● Task prompt: Scan the data for "name" and copy the lines it appears in.

[Data entries for graphics]

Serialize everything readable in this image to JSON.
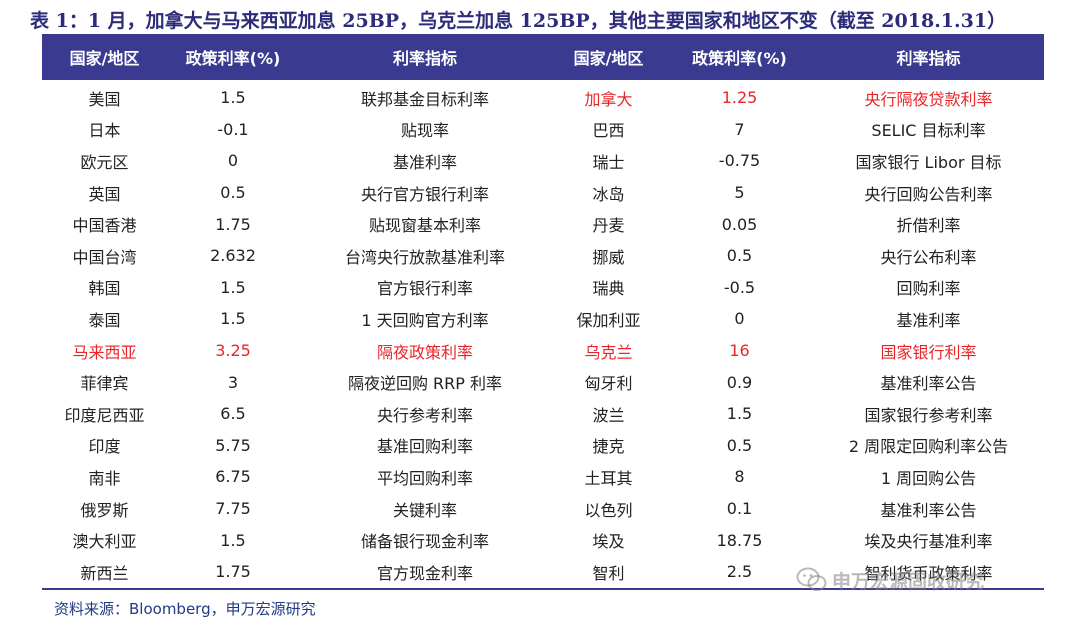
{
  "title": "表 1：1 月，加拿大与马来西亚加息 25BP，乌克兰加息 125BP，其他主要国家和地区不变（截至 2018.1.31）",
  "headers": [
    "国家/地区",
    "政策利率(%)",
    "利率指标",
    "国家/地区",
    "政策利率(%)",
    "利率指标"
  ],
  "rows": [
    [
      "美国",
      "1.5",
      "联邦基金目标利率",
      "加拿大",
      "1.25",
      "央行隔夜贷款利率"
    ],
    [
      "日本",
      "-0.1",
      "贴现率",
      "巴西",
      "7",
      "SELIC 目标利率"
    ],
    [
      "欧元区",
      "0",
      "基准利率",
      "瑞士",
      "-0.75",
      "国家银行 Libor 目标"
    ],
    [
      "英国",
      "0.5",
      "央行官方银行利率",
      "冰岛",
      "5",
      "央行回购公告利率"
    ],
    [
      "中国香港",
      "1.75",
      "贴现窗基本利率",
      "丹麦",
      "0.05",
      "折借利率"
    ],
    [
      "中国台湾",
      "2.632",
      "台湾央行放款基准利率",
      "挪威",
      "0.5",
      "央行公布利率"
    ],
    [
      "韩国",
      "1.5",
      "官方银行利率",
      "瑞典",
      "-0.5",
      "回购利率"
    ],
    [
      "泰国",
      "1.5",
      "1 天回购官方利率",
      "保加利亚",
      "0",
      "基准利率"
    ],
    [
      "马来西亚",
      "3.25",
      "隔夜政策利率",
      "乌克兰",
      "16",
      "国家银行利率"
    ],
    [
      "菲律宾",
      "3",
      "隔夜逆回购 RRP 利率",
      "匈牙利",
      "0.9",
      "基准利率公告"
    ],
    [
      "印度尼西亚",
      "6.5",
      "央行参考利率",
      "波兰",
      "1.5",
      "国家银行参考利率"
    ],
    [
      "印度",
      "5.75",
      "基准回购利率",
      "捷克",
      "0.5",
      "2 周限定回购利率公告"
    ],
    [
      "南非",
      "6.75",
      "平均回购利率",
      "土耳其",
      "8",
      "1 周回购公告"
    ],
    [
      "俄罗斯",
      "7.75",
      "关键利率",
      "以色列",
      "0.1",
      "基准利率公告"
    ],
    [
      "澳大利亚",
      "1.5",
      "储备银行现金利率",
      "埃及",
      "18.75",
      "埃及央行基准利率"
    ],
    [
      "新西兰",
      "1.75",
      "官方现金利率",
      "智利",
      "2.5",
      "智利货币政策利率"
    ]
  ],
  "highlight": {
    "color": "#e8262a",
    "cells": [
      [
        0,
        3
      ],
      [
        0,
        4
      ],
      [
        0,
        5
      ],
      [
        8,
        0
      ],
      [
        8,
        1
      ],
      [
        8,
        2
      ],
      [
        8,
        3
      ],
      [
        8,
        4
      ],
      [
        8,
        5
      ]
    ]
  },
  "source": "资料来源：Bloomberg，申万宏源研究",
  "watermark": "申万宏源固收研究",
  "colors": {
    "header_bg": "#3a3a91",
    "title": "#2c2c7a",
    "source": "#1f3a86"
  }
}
* * *
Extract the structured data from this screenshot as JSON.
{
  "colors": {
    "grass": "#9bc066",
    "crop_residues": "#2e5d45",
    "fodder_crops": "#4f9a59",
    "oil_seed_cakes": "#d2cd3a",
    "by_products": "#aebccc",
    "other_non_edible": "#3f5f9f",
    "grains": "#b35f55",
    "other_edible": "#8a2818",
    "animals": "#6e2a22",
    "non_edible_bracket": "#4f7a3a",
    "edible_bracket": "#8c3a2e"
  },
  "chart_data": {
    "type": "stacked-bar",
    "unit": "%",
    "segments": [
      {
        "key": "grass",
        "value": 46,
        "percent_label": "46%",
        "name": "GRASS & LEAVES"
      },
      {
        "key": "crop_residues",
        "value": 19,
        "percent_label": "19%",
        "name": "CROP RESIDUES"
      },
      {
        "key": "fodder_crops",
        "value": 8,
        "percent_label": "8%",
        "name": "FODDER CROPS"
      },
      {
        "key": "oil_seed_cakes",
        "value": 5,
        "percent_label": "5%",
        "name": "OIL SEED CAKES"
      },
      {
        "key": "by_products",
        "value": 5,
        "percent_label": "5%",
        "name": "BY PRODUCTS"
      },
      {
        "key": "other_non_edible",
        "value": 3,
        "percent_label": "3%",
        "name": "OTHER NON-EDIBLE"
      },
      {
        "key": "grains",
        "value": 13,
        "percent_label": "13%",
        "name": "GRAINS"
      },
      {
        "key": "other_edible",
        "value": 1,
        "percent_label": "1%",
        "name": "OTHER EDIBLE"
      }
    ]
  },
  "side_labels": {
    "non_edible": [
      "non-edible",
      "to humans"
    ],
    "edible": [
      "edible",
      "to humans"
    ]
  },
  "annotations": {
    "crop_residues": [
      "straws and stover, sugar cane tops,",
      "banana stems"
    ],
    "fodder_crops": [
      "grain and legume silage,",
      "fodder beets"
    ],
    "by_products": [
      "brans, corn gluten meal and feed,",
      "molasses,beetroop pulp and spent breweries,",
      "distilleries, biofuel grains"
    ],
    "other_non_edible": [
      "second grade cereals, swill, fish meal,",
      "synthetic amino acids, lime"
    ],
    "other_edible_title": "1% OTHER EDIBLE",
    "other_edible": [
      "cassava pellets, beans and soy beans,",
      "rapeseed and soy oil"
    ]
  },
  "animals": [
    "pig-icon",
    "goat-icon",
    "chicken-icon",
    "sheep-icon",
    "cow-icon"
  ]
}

● Reply:
        "name": "GRASS & LEAVES"
        "name": "CROP RESIDUES"
        "name": "FODDER CROPS"
        "name": "OIL SEED CAKES"
        "name": "BY PRODUCTS"
        "name": "OTHER NON-EDIBLE"
        "name": "GRAINS"
        "name": "OTHER EDIBLE"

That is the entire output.